Dataset items:
§
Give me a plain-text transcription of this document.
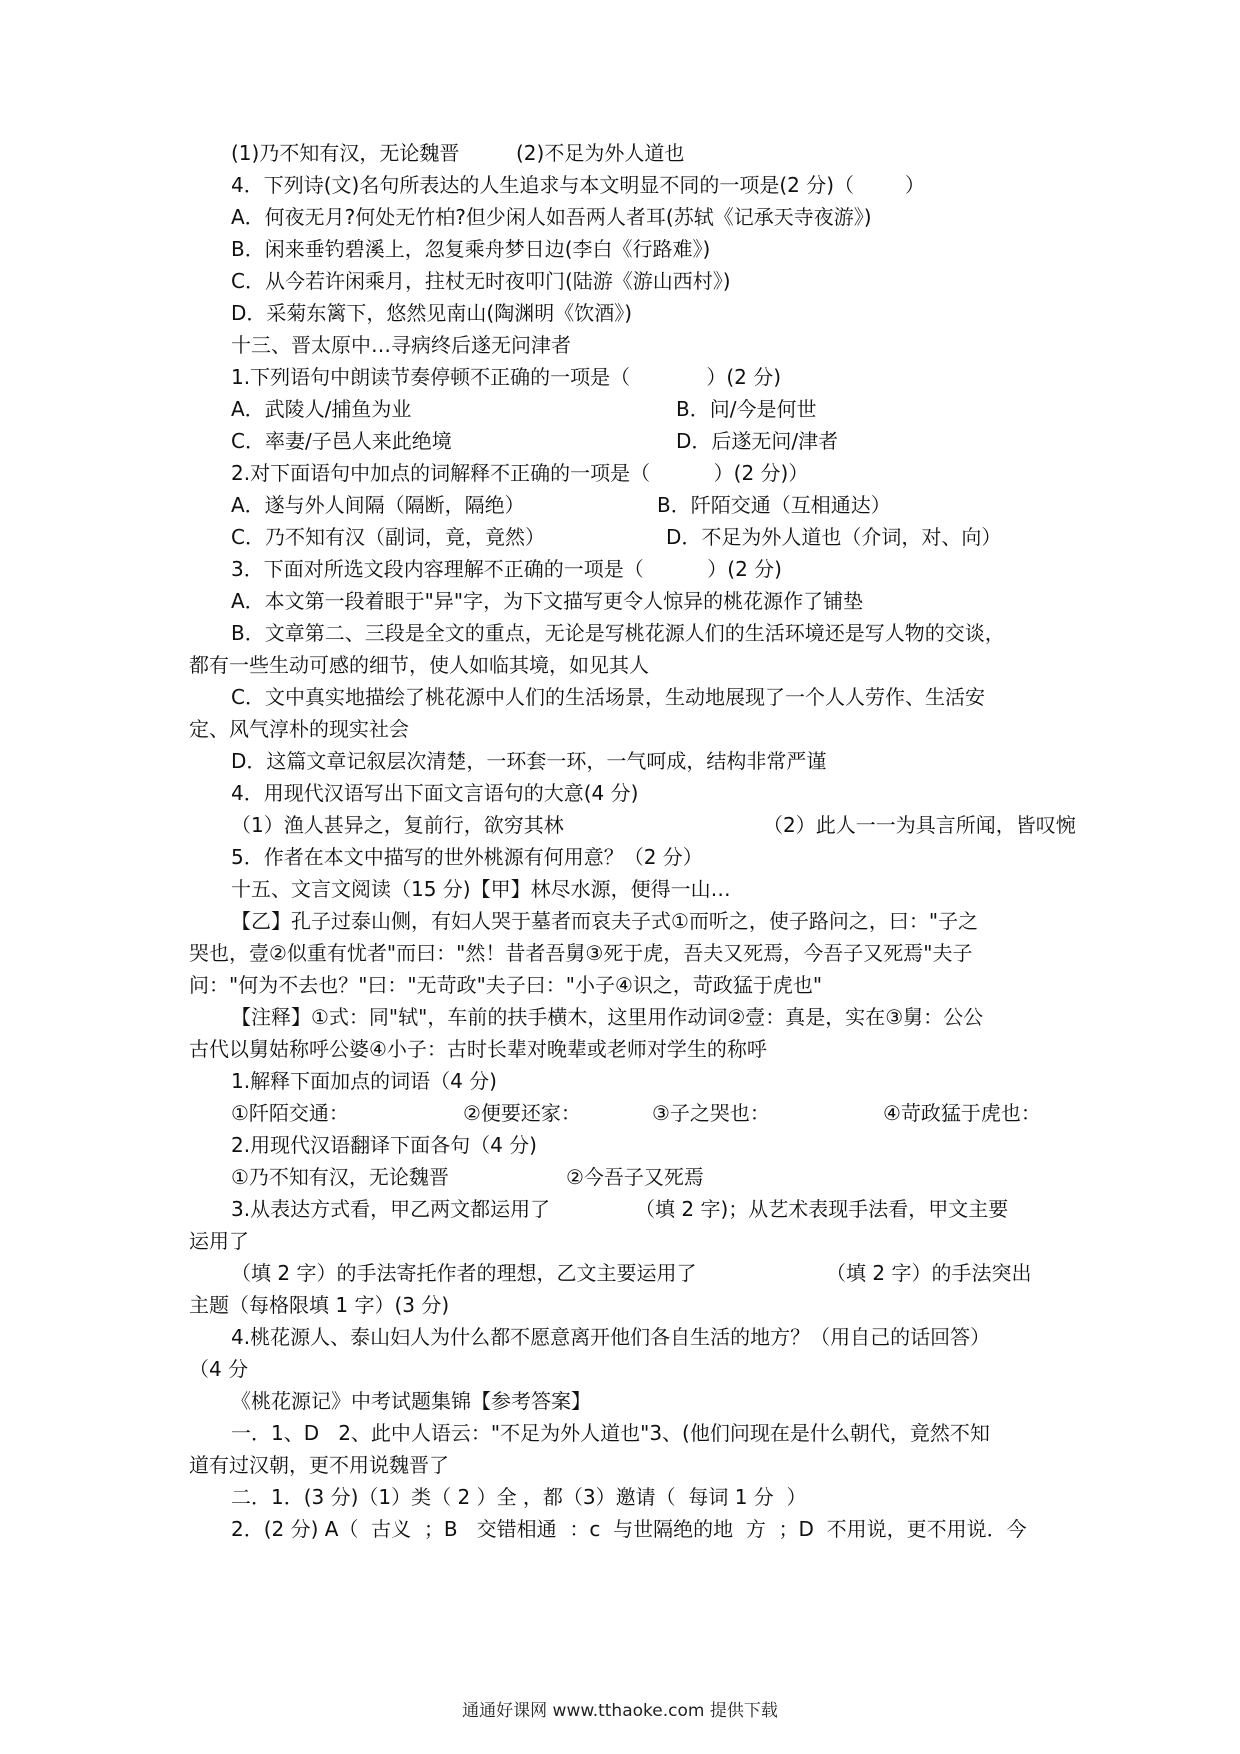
(1)乃不知有汉，无论魏晋	(2)不足为外人道也
4．下列诗(文)名句所表达的人生追求与本文明显不同的一项是(2 分)（        ）
A．何夜无月?何处无竹柏?但少闲人如吾两人者耳(苏轼《记承天寺夜游》)
B．闲来垂钓碧溪上，忽复乘舟梦日边(李白《行路难》)
C．从今若许闲乘月，拄杖无时夜叩门(陆游《游山西村》)
D．采菊东篱下，悠然见南山(陶渊明《饮酒》)
十三、晋太原中…寻病终后遂无问津者
1.下列语句中朗读节奏停顿不正确的一项是（            ）(2 分)
A．武陵人/捕鱼为业	B．问/今是何世
C．率妻/子邑人来此绝境	D．后遂无问/津者
2.对下面语句中加点的词解释不正确的一项是（          ）(2 分)）
A．遂与外人间隔（隔断，隔绝）	B．阡陌交通（互相通达）
C．乃不知有汉（副词，竟，竟然）	D．不足为外人道也（介词，对、向）
3．下面对所选文段内容理解不正确的一项是（          ）(2 分)
A．本文第一段着眼于"异"字，为下文描写更令人惊异的桃花源作了铺垫
B．文章第二、三段是全文的重点，无论是写桃花源人们的生活环境还是写人物的交谈，
都有一些生动可感的细节，使人如临其境，如见其人
C．文中真实地描绘了桃花源中人们的生活场景，生动地展现了一个人人劳作、生活安
定、风气淳朴的现实社会
D．这篇文章记叙层次清楚，一环套一环，一气呵成，结构非常严谨
4．用现代汉语写出下面文言语句的大意(4 分)
（1）渔人甚异之，复前行，欲穷其林	（2）此人一一为具言所闻，皆叹惋
5．作者在本文中描写的世外桃源有何用意？（2 分）
十五、文言文阅读（15 分)【甲】林尽水源，便得一山…
【乙】孔子过泰山侧，有妇人哭于墓者而哀夫子式①而听之，使子路问之，曰："子之
哭也，壹②似重有忧者"而曰："然！昔者吾舅③死于虎，吾夫又死焉，今吾子又死焉"夫子
问："何为不去也？"曰："无苛政"夫子曰："小子④识之，苛政猛于虎也"
【注释】①式：同"轼"，车前的扶手横木，这里用作动词②壹：真是，实在③舅：公公
古代以舅姑称呼公婆④小子：古时长辈对晚辈或老师对学生的称呼
1.解释下面加点的词语（4 分)
①阡陌交通：	②便要还家：	③子之哭也：	④苛政猛于虎也：
2.用现代汉语翻译下面各句（4 分)
①乃不知有汉，无论魏晋	②今吾子又死焉
3.从表达方式看，甲乙两文都运用了	（填 2 字)；从艺术表现手法看，甲文主要
运用了
（填 2 字）的手法寄托作者的理想，乙文主要运用了	（填 2 字）的手法突出
主题（每格限填 1 字）(3 分)
4.桃花源人、泰山妇人为什么都不愿意离开他们各自生活的地方？（用自己的话回答）
（4 分
《桃花源记》中考试题集锦【参考答案】
一．1、D   2、此中人语云："不足为外人道也"3、(他们问现在是什么朝代，竟然不知
道有过汉朝，更不用说魏晋了
二．1．(3 分)（1）类（ 2 ）全 ，都（3）邀请（  每词 1 分  ）
2．(2 分) A（  古义  ；B   交错相通  ：c  与世隔绝的地  方  ；D  不用说，更不用说．今
通通好课网 www.tthaoke.com 提供下载
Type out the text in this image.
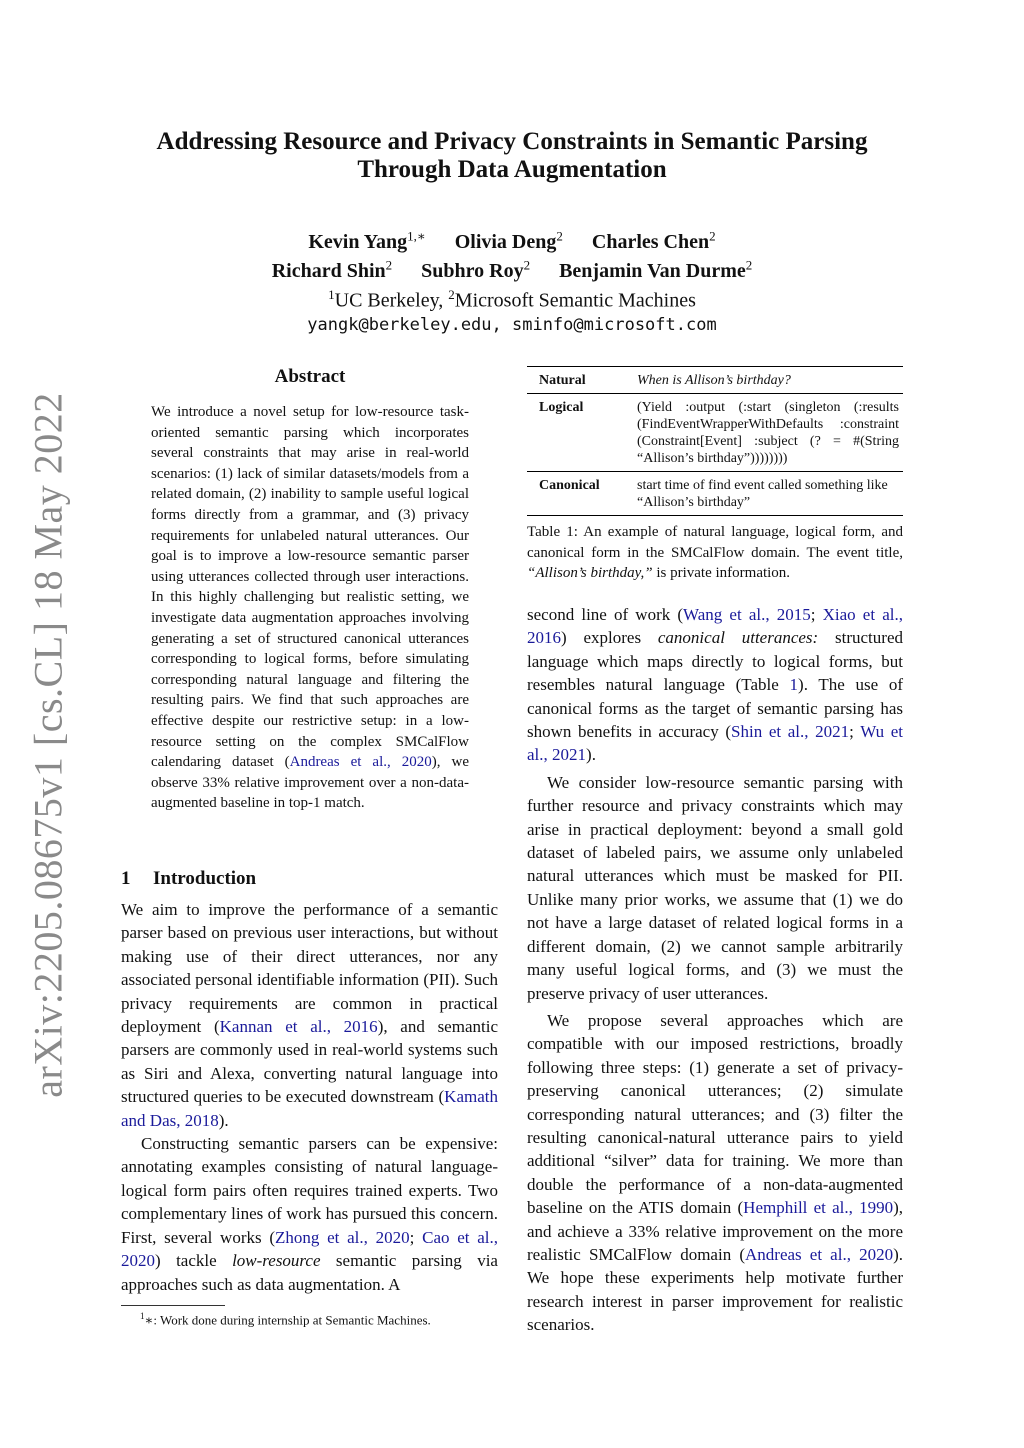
arXiv:2205.08675v1 [cs.CL] 18 May 2022
Addressing Resource and Privacy Constraints in Semantic Parsing
Through Data Augmentation
Kevin Yang$^{1,∗}$ Olivia Deng$^2$ Charles Chen$^2$
Richard Shin$^2$ Subhro Roy$^2$ Benjamin Van Durme$^2$
$^1$UC Berkeley, $^2$Microsoft Semantic Machines
yangk@berkeley.edu, sminfo@microsoft.com
Abstract

We introduce a novel setup for low-resource task-oriented semantic parsing which incorporates several constraints that may arise in real-world scenarios: (1) lack of similar datasets/models from a related domain, (2) inability to sample useful logical forms directly from a grammar, and (3) privacy requirements for unlabeled natural utterances. Our goal is to improve a low-resource semantic parser using utterances collected through user interactions. In this highly challenging but realistic setting, we investigate data augmentation approaches involving generating a set of structured canonical utterances corresponding to logical forms, before simulating corresponding natural language and filtering the resulting pairs. We find that such approaches are effective despite our restrictive setup: in a low-resource setting on the complex SMCalFlow calendaring dataset (Andreas et al., 2020), we observe 33% relative improvement over a non-data-augmented baseline in top-1 match.

1 Introduction

We aim to improve the performance of a semantic parser based on previous user interactions, but without making use of their direct utterances, nor any associated personal identifiable information (PII). Such privacy requirements are common in practical deployment (Kannan et al., 2016), and semantic parsers are commonly used in real-world systems such as Siri and Alexa, converting natural language into structured queries to be executed downstream (Kamath and Das, 2018).

Constructing semantic parsers can be expensive: annotating examples consisting of natural language-logical form pairs often requires trained experts. Two complementary lines of work has pursued this concern. First, several works (Zhong et al., 2020; Cao et al., 2020) tackle low-resource semantic parsing via approaches such as data augmentation. A

$^1$∗: Work done during internship at Semantic Machines.
Natural	When is Allison’s birthday?
Logical	(Yield :output (:start (singleton (:results (FindEventWrapperWithDefaults :constraint (Constraint[Event] :subject (? = #(String “Allison’s birthday”))))))))
Canonical	start time of find event called something like “Allison’s birthday”
Table 1: An example of natural language, logical form, and canonical form in the SMCalFlow domain. The event title, “Allison’s birthday,” is private information.

second line of work (Wang et al., 2015; Xiao et al., 2016) explores canonical utterances: structured language which maps directly to logical forms, but resembles natural language (Table 1). The use of canonical forms as the target of semantic parsing has shown benefits in accuracy (Shin et al., 2021; Wu et al., 2021).

We consider low-resource semantic parsing with further resource and privacy constraints which may arise in practical deployment: beyond a small gold dataset of labeled pairs, we assume only unlabeled natural utterances which must be masked for PII. Unlike many prior works, we assume that (1) we do not have a large dataset of related logical forms in a different domain, (2) we cannot sample arbitrarily many useful logical forms, and (3) we must the preserve privacy of user utterances.

We propose several approaches which are compatible with our imposed restrictions, broadly following three steps: (1) generate a set of privacy-preserving canonical utterances; (2) simulate corresponding natural utterances; and (3) filter the resulting canonical-natural utterance pairs to yield additional “silver” data for training. We more than double the performance of a non-data-augmented baseline on the ATIS domain (Hemphill et al., 1990), and achieve a 33% relative improvement on the more realistic SMCalFlow domain (Andreas et al., 2020). We hope these experiments help motivate further research interest in parser improvement for realistic scenarios.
§
Leave the images out and output the remaining material exactly as it stands.

Give me a plain-text transcription of this document.
(1)乃不知有汉，无论魏晋	(2)不足为外人道也
4．下列诗(文)名句所表达的人生追求与本文明显不同的一项是(2 分)（        ）
A．何夜无月?何处无竹柏?但少闲人如吾两人者耳(苏轼《记承天寺夜游》)
B．闲来垂钓碧溪上，忽复乘舟梦日边(李白《行路难》)
C．从今若许闲乘月，拄杖无时夜叩门(陆游《游山西村》)
D．采菊东篱下，悠然见南山(陶渊明《饮酒》)
十三、晋太原中…寻病终后遂无问津者
1.下列语句中朗读节奏停顿不正确的一项是（            ）(2 分)
A．武陵人/捕鱼为业	B．问/今是何世
C．率妻/子邑人来此绝境	D．后遂无问/津者
2.对下面语句中加点的词解释不正确的一项是（          ）(2 分)）
A．遂与外人间隔（隔断，隔绝）	B．阡陌交通（互相通达）
C．乃不知有汉（副词，竟，竟然）	D．不足为外人道也（介词，对、向）
3．下面对所选文段内容理解不正确的一项是（          ）(2 分)
A．本文第一段着眼于"异"字，为下文描写更令人惊异的桃花源作了铺垫
B．文章第二、三段是全文的重点，无论是写桃花源人们的生活环境还是写人物的交谈，
都有一些生动可感的细节，使人如临其境，如见其人
C．文中真实地描绘了桃花源中人们的生活场景，生动地展现了一个人人劳作、生活安
定、风气淳朴的现实社会
D．这篇文章记叙层次清楚，一环套一环，一气呵成，结构非常严谨
4．用现代汉语写出下面文言语句的大意(4 分)
（1）渔人甚异之，复前行，欲穷其林	（2）此人一一为具言所闻，皆叹惋
5．作者在本文中描写的世外桃源有何用意？（2 分）
十五、文言文阅读（15 分)【甲】林尽水源，便得一山…
【乙】孔子过泰山侧，有妇人哭于墓者而哀夫子式①而听之，使子路问之，曰："子之
哭也，壹②似重有忧者"而曰："然！昔者吾舅③死于虎，吾夫又死焉，今吾子又死焉"夫子
问："何为不去也？"曰："无苛政"夫子曰："小子④识之，苛政猛于虎也"
【注释】①式：同"轼"，车前的扶手横木，这里用作动词②壹：真是，实在③舅：公公
古代以舅姑称呼公婆④小子：古时长辈对晚辈或老师对学生的称呼
1.解释下面加点的词语（4 分)
①阡陌交通：	②便要还家：	③子之哭也：	④苛政猛于虎也：
2.用现代汉语翻译下面各句（4 分)
①乃不知有汉，无论魏晋	②今吾子又死焉
3.从表达方式看，甲乙两文都运用了	（填 2 字)；从艺术表现手法看，甲文主要
运用了
（填 2 字）的手法寄托作者的理想，乙文主要运用了	（填 2 字）的手法突出
主题（每格限填 1 字）(3 分)
4.桃花源人、泰山妇人为什么都不愿意离开他们各自生活的地方？（用自己的话回答）
（4 分
《桃花源记》中考试题集锦【参考答案】
一．1、D   2、此中人语云："不足为外人道也"3、(他们问现在是什么朝代，竟然不知
道有过汉朝，更不用说魏晋了
二．1．(3 分)（1）类（ 2 ）全 ，都（3）邀请（  每词 1 分  ）
2．(2 分) A（  古义  ；B   交错相通  ：c  与世隔绝的地  方  ；D  不用说，更不用说．今
通通好课网 www.tthaoke.com 提供下载
Type out the text in this image.
arXiv:2205.08675v1 [cs.CL] 18 May 2022
Addressing Resource and Privacy Constraints in Semantic Parsing
Through Data Augmentation
Kevin Yang$^{1,∗}$ Olivia Deng$^2$ Charles Chen$^2$
Richard Shin$^2$ Subhro Roy$^2$ Benjamin Van Durme$^2$
$^1$UC Berkeley, $^2$Microsoft Semantic Machines
yangk@berkeley.edu, sminfo@microsoft.com
Abstract

We introduce a novel setup for low-resource task-oriented semantic parsing which incorporates several constraints that may arise in real-world scenarios: (1) lack of similar datasets/models from a related domain, (2) inability to sample useful logical forms directly from a grammar, and (3) privacy requirements for unlabeled natural utterances. Our goal is to improve a low-resource semantic parser using utterances collected through user interactions. In this highly challenging but realistic setting, we investigate data augmentation approaches involving generating a set of structured canonical utterances corresponding to logical forms, before simulating corresponding natural language and filtering the resulting pairs. We find that such approaches are effective despite our restrictive setup: in a low-resource setting on the complex SMCalFlow calendaring dataset (Andreas et al., 2020), we observe 33% relative improvement over a non-data-augmented baseline in top-1 match.

1 Introduction

We aim to improve the performance of a semantic parser based on previous user interactions, but without making use of their direct utterances, nor any associated personal identifiable information (PII). Such privacy requirements are common in practical deployment (Kannan et al., 2016), and semantic parsers are commonly used in real-world systems such as Siri and Alexa, converting natural language into structured queries to be executed downstream (Kamath and Das, 2018).

Constructing semantic parsers can be expensive: annotating examples consisting of natural language-logical form pairs often requires trained experts. Two complementary lines of work has pursued this concern. First, several works (Zhong et al., 2020; Cao et al., 2020) tackle low-resource semantic parsing via approaches such as data augmentation. A

$^1$∗: Work done during internship at Semantic Machines.
Natural	When is Allison’s birthday?
Logical	(Yield :output (:start (singleton (:results (FindEventWrapperWithDefaults :constraint (Constraint[Event] :subject (? = #(String “Allison’s birthday”))))))))
Canonical	start time of find event called something like “Allison’s birthday”
Table 1: An example of natural language, logical form, and canonical form in the SMCalFlow domain. The event title, “Allison’s birthday,” is private information.

second line of work (Wang et al., 2015; Xiao et al., 2016) explores canonical utterances: structured language which maps directly to logical forms, but resembles natural language (Table 1). The use of canonical forms as the target of semantic parsing has shown benefits in accuracy (Shin et al., 2021; Wu et al., 2021).

We consider low-resource semantic parsing with further resource and privacy constraints which may arise in practical deployment: beyond a small gold dataset of labeled pairs, we assume only unlabeled natural utterances which must be masked for PII. Unlike many prior works, we assume that (1) we do not have a large dataset of related logical forms in a different domain, (2) we cannot sample arbitrarily many useful logical forms, and (3) we must the preserve privacy of user utterances.

We propose several approaches which are compatible with our imposed restrictions, broadly following three steps: (1) generate a set of privacy-preserving canonical utterances; (2) simulate corresponding natural utterances; and (3) filter the resulting canonical-natural utterance pairs to yield additional “silver” data for training. We more than double the performance of a non-data-augmented baseline on the ATIS domain (Hemphill et al., 1990), and achieve a 33% relative improvement on the more realistic SMCalFlow domain (Andreas et al., 2020). We hope these experiments help motivate further research interest in parser improvement for realistic scenarios.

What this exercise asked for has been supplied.